▶ [SELECTED PASSAGE]
"""

Meanwhile at St. John's College, Cambridge, Alfred Marshall fulfilled his ambitions. In 1865 he was Second Wrangler,1 the year when Lord Rayleigh was Senior, and he was immediately elected to a Fellowship. He proposed to devote himself to the study of molecular physics. Meanwhile he earned his living (and repaid Uncle Charles) by becoming for a brief period a mathematical master at Clifton, under Percival, for whom he had a great veneration. A little later he returned to Cambridge and took up coaching for the Mathematical Tripos for a short time. In this way "Mathematics," he said, "had paid my arrears. I was free for my own inclinations."

The main importance of Marshall's time at Clifton was that he made friends with H. G. Dakyns, who had gone there as an assistant master on the foundation of Clifton College in 1862, and, through him, with J. R. Mozley. These friendships opened to him the door into the intellectual circle of which Henry Sidgwick was the centre. Up to this time there is no evidence of Marshall's having been in touch with the more eminent of his contemporaries, but soon after his return to Cambridge he became a member of the small, informal Discussion Society known as the "Grote Club."

"""

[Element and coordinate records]
"""

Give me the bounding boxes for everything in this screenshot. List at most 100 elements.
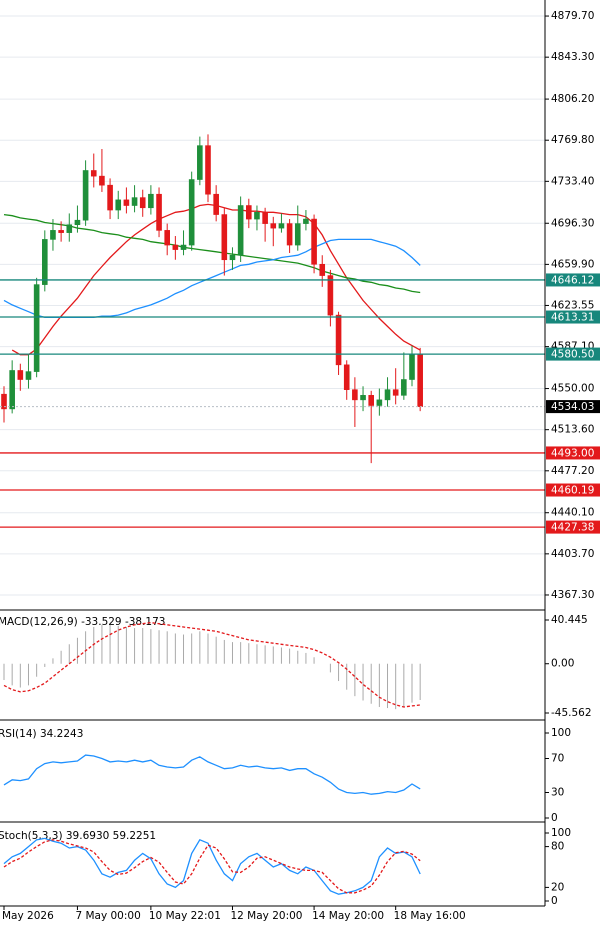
candle-body	[221, 214, 228, 261]
level-box	[546, 347, 600, 361]
indicator-line	[3, 839, 421, 894]
indicator-line	[3, 621, 421, 708]
candle-body	[213, 193, 219, 215]
candle-body	[90, 170, 97, 177]
level-box	[546, 273, 600, 287]
level-label: 4613.31	[551, 312, 594, 324]
candle-body	[99, 175, 105, 186]
candle-body	[82, 170, 89, 221]
y-tick-label: 4513.60	[551, 424, 594, 436]
candle-body	[17, 370, 24, 380]
candle-body	[205, 145, 211, 195]
candle-body	[360, 395, 366, 401]
candle-body	[41, 239, 48, 285]
y-tick-label: 4367.30	[551, 589, 594, 601]
level-label: 4493.00	[551, 447, 594, 459]
candle-body	[343, 364, 350, 390]
y-tick-label: -45.562	[551, 707, 592, 719]
y-tick-label: 4477.20	[551, 465, 594, 477]
panel-title: MACD(12,26,9) -33.529 -38.173	[0, 616, 165, 628]
candle-body	[58, 230, 64, 233]
x-tick-label: 14 May 20:00	[312, 910, 384, 922]
y-tick-label: 4440.10	[551, 507, 594, 519]
indicator-line	[3, 837, 421, 895]
candle-body	[1, 393, 7, 410]
candle-body	[368, 395, 375, 406]
candle-body	[327, 275, 334, 316]
candle-body	[335, 314, 342, 366]
candle-body	[417, 354, 423, 407]
y-tick-label: 40.445	[551, 614, 588, 626]
candle-body	[9, 370, 15, 410]
x-tick-label: 7 May 00:00	[75, 910, 140, 922]
x-tick-label: 12 May 20:00	[230, 910, 302, 922]
panel-title: RSI(14) 34.2243	[0, 728, 83, 740]
indicator-line	[3, 754, 421, 795]
candle-body	[139, 197, 146, 209]
candle-body	[66, 224, 73, 233]
y-tick-label: 4403.70	[551, 548, 594, 560]
last-price-box	[546, 400, 600, 414]
y-tick-label: 4843.30	[551, 51, 594, 63]
candle-body	[286, 223, 293, 246]
level-box	[546, 483, 600, 497]
candle-body	[376, 399, 383, 406]
candle-body	[246, 205, 252, 220]
candle-body	[148, 193, 154, 209]
y-tick-label: 0	[551, 812, 558, 824]
candle-body	[229, 254, 236, 261]
candle-body	[352, 389, 358, 401]
candle-body	[50, 230, 56, 240]
candle-body	[156, 193, 162, 231]
level-box	[546, 520, 600, 534]
indicator-line	[3, 213, 421, 294]
y-tick-label: 4659.90	[551, 258, 594, 270]
candle-body	[188, 179, 195, 246]
y-tick-label: 4879.70	[551, 10, 594, 22]
candle-body	[25, 371, 32, 380]
candle-body	[33, 284, 40, 372]
x-tick-label: 10 May 22:01	[149, 910, 221, 922]
candle-body	[409, 354, 415, 380]
y-tick-label: 100	[551, 827, 571, 839]
candle-body	[303, 218, 309, 224]
y-tick-label: 4806.20	[551, 93, 594, 105]
y-tick-label: 4733.40	[551, 175, 594, 187]
candle-body	[311, 218, 317, 265]
panel-title: Stoch(5,3,3) 39.6930 59.2251	[0, 830, 156, 842]
y-tick-label: 4769.80	[551, 134, 594, 146]
level-box	[546, 446, 600, 460]
x-tick-label: 18 May 16:00	[394, 910, 466, 922]
y-tick-label: 70	[551, 753, 564, 765]
candle-body	[278, 223, 285, 229]
candle-body	[123, 199, 130, 206]
candle-body	[237, 205, 244, 256]
level-label: 4427.38	[551, 522, 594, 534]
candle-body	[197, 145, 203, 180]
y-tick-label: 4623.55	[551, 299, 594, 311]
candle-body	[401, 379, 407, 396]
y-tick-label: 0	[551, 895, 558, 907]
candle-body	[270, 223, 277, 229]
candle-body	[392, 389, 399, 396]
y-tick-label: 20	[551, 881, 564, 893]
candle-body	[164, 230, 170, 246]
y-tick-label: 100	[551, 727, 571, 739]
level-box	[546, 310, 600, 324]
last-price-label: 4534.03	[551, 401, 594, 413]
y-tick-label: 4550.00	[551, 383, 594, 395]
candle-body	[384, 389, 391, 401]
candle-body	[115, 199, 122, 211]
candle-body	[172, 244, 179, 250]
x-tick-label: May 2026	[2, 910, 54, 922]
candle-body	[262, 211, 268, 224]
y-tick-label: 30	[551, 787, 564, 799]
y-tick-label: 4696.30	[551, 217, 594, 229]
candle-body	[254, 211, 260, 220]
level-label: 4460.19	[551, 485, 594, 497]
candle-body	[131, 197, 138, 206]
y-tick-label: 80	[551, 841, 564, 853]
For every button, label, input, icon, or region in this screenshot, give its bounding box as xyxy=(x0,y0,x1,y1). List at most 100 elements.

"""

In the passage about Alfred Marshall, through which friend did Marshall come to know J. R. Mozley?

▶ [EXERCISE ANSWER] H. G. Dakyns